### What needs to be done
Wherever the word "text" appears in the entries, copy the whole line.

### Working data
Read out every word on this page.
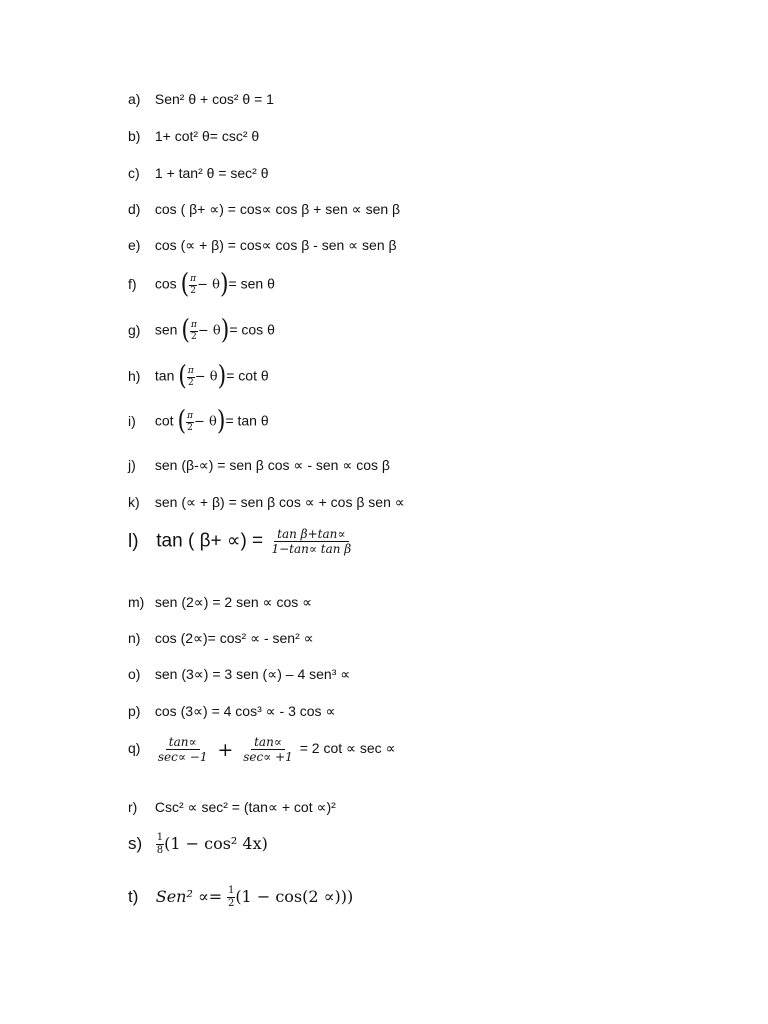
a) Sen² θ + cos² θ = 1
b) 1+ cot² θ= csc² θ
c) 1 + tan² θ = sec² θ
d) cos ( β+ ∝) = cos∝ cos β + sen ∝ sen β
e) cos (∝ + β) = cos∝ cos β - sen ∝ sen β
f) cos ( $\frac{\pi}{2} - \theta)=$ sen θ
g) sen ( $\frac{\pi}{2} - \theta)= \cos \theta$
h) tan ( $\frac{\pi}{2} - \theta)= \cot \theta$
i) cot ( $\frac{\pi}{2} - \theta)= \tan \theta$
j) sen (β-∝) = sen β cos ∝ - sen ∝ cos β
k) sen (∝ + β) = sen β cos ∝ + cos β sen ∝
l) tan ( β+ ∝) = $\frac{\text{tan β+tan∝}}{\text{1−tan∝ tan β}}$
m) sen (2∝) = 2 sen ∝ cos ∝
n) cos (2∝)= cos² ∝ - sen² ∝
o) sen (3∝) = 3 sen (∝) – 4 sen³ ∝
p) cos (3∝) = 4 cos³ ∝ - 3 cos ∝
$q) \frac{\tan\propto}{\sec\propto -1} + \frac{\tan\propto}{\sec\propto +1} = 2$ cot ∝ sec ∝
r) Csc² ∝ sec² = (tan∝ + cot ∝)²
$s) \frac{1}{8} (1 - \cos^2$ 4x)
t) $Sen^2 \propto= \frac{1}{2} (1 - \cos(2$ ∝)))
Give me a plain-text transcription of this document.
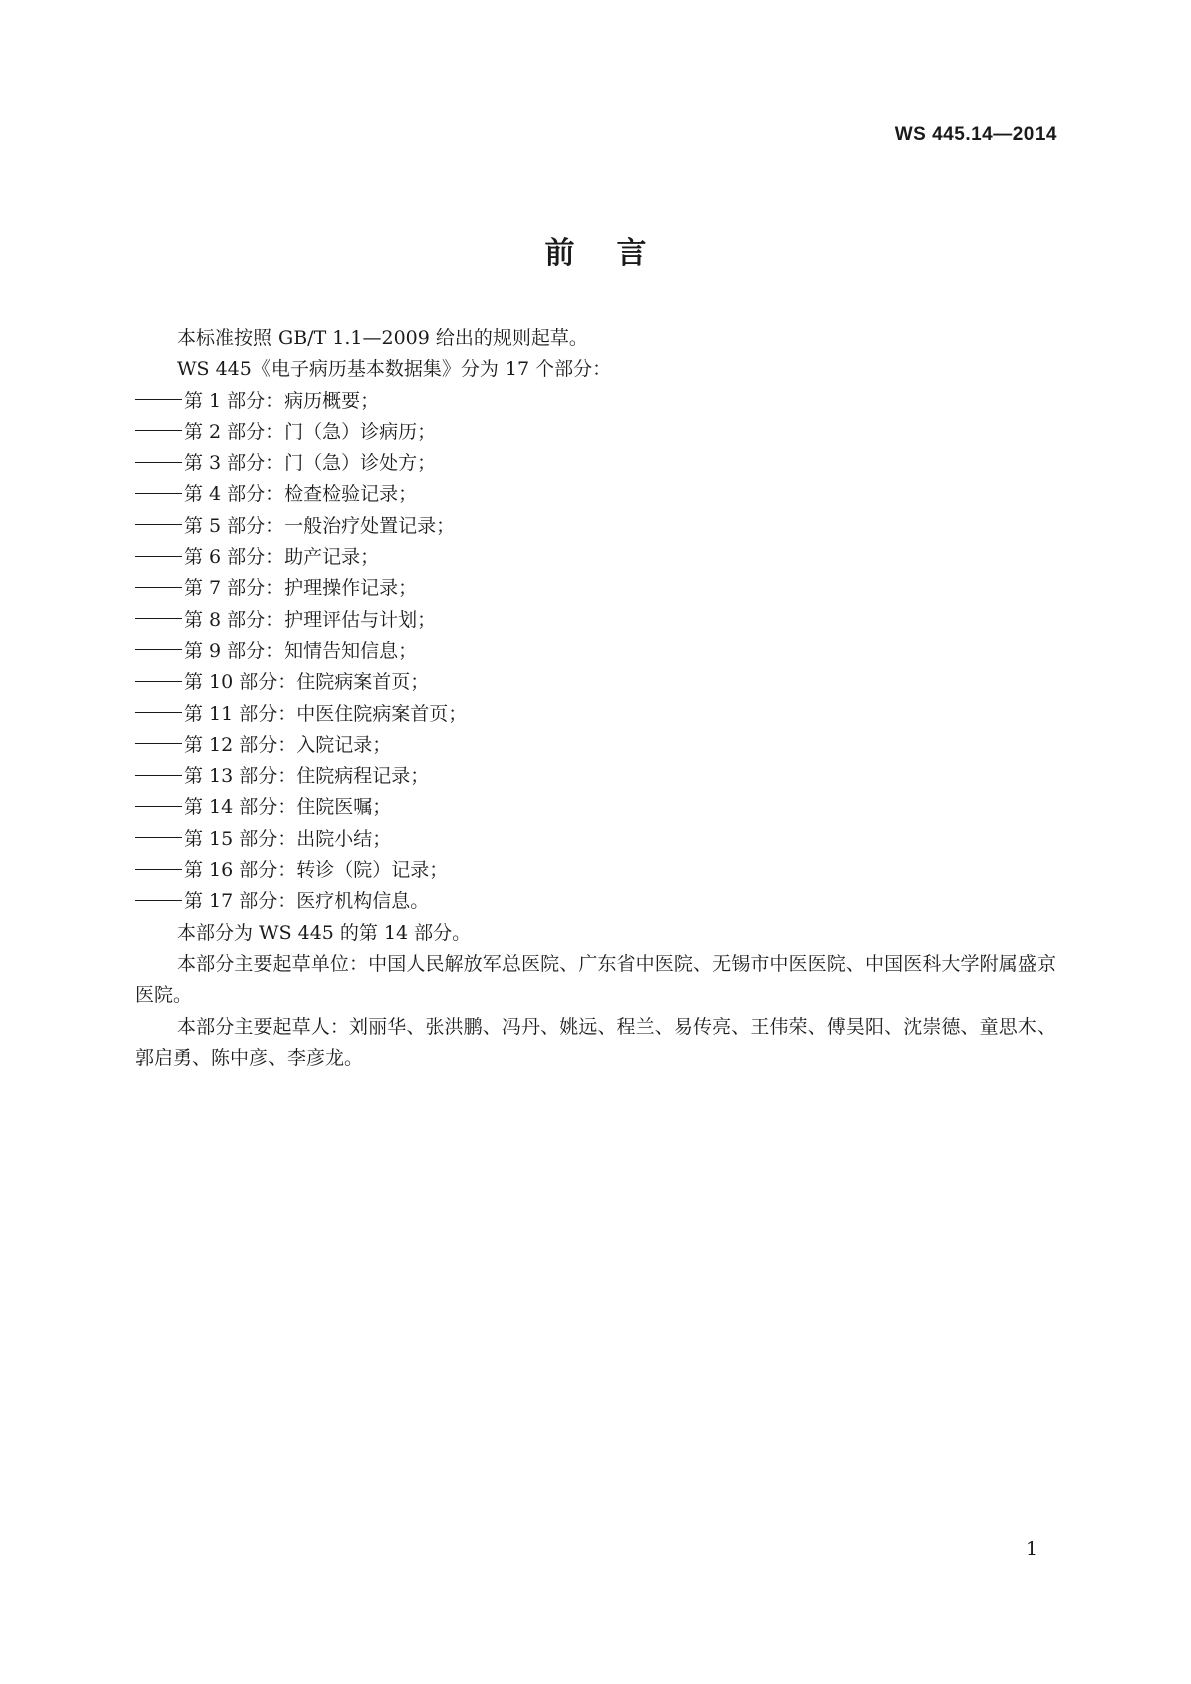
WS 445.14—2014
前言

本标准按照 GB/T 1.1—2009 给出的规则起草。

WS 445《电子病历基本数据集》分为 17 个部分：

第 1 部分：病历概要；

第 2 部分：门（急）诊病历；

第 3 部分：门（急）诊处方；

第 4 部分：检查检验记录；

第 5 部分：一般治疗处置记录；

第 6 部分：助产记录；

第 7 部分：护理操作记录；

第 8 部分：护理评估与计划；

第 9 部分：知情告知信息；

第 10 部分：住院病案首页；

第 11 部分：中医住院病案首页；

第 12 部分：入院记录；

第 13 部分：住院病程记录；

第 14 部分：住院医嘱；

第 15 部分：出院小结；

第 16 部分：转诊（院）记录；

第 17 部分：医疗机构信息。

本部分为 WS 445 的第 14 部分。

本部分主要起草单位：中国人民解放军总医院、广东省中医院、无锡市中医医院、中国医科大学附属盛京医院。

本部分主要起草人：刘丽华、张洪鹏、冯丹、姚远、程兰、易传亮、王伟荣、傅昊阳、沈崇德、童思木、郭启勇、陈中彦、李彦龙。

1
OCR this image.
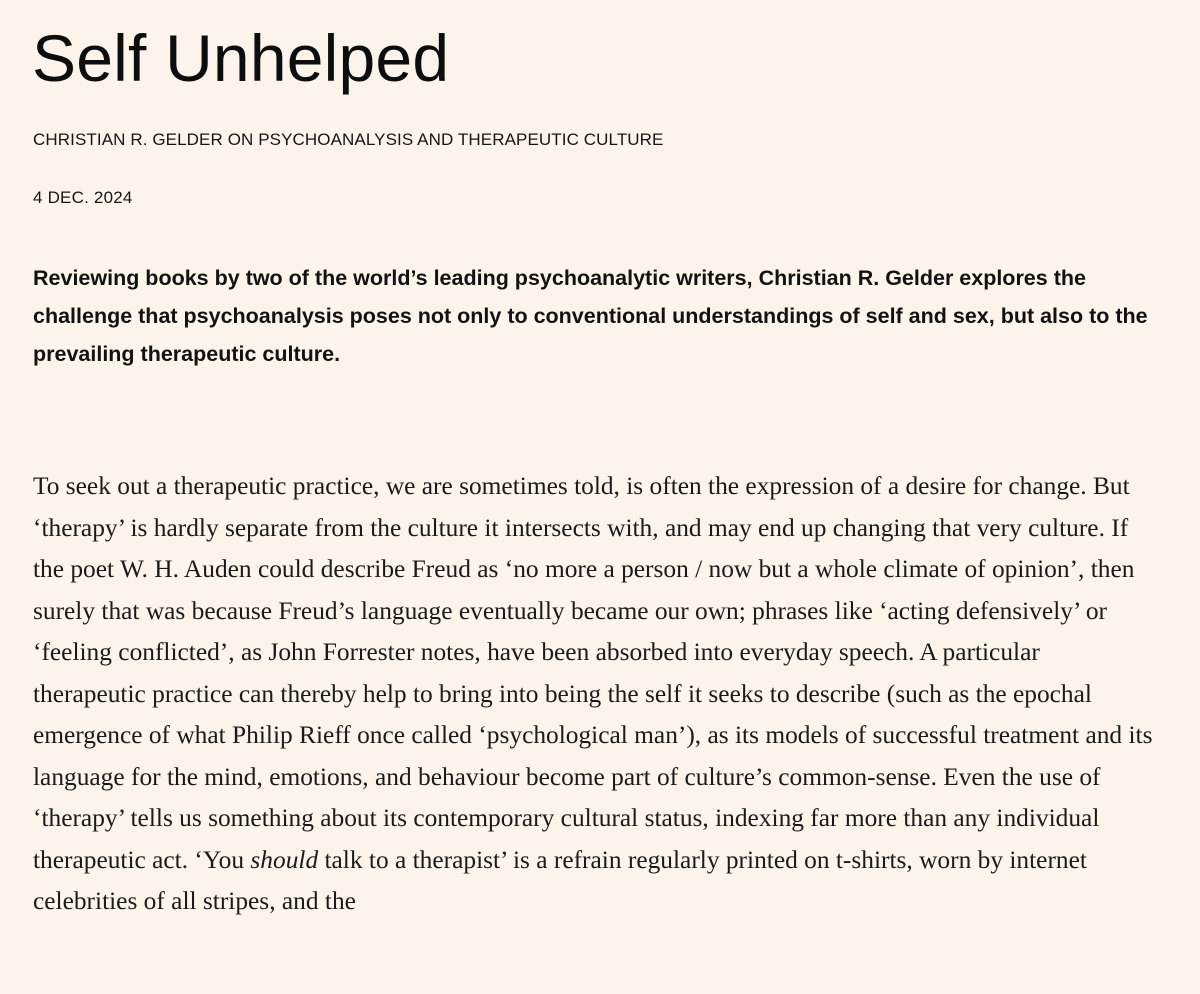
Self Unhelped

CHRISTIAN R. GELDER ON PSYCHOANALYSIS AND THERAPEUTIC CULTURE

4 DEC. 2024

Reviewing books by two of the world’s leading psychoanalytic writers, Christian R. Gelder explores the challenge that psychoanalysis poses not only to conventional understandings of self and sex, but also to the prevailing therapeutic culture.

To seek out a therapeutic practice, we are sometimes told, is often the expression of a desire for change. But ‘therapy’ is hardly separate from the culture it intersects with, and may end up changing that very culture. If the poet W. H. Auden could describe Freud as ‘no more a person / now but a whole climate of opinion’, then surely that was because Freud’s language eventually became our own; phrases like ‘acting defensively’ or ‘feeling conflicted’, as John Forrester notes, have been absorbed into everyday speech. A particular therapeutic practice can thereby help to bring into being the self it seeks to describe (such as the epochal emergence of what Philip Rieff once called ‘psychological man’), as its models of successful treatment and its language for the mind, emotions, and behaviour become part of culture’s common-sense. Even the use of ‘therapy’ tells us something about its contemporary cultural status, indexing far more than any individual therapeutic act. ‘You should talk to a therapist’ is a refrain regularly printed on t-shirts, worn by internet celebrities of all stripes, and the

### Completed exercise
l) tan ( β+ ∝) = $\frac{\text{tan β+tan∝}}{\text{1−tan∝ tan β}}$
Give me a plain-text transcription of this document.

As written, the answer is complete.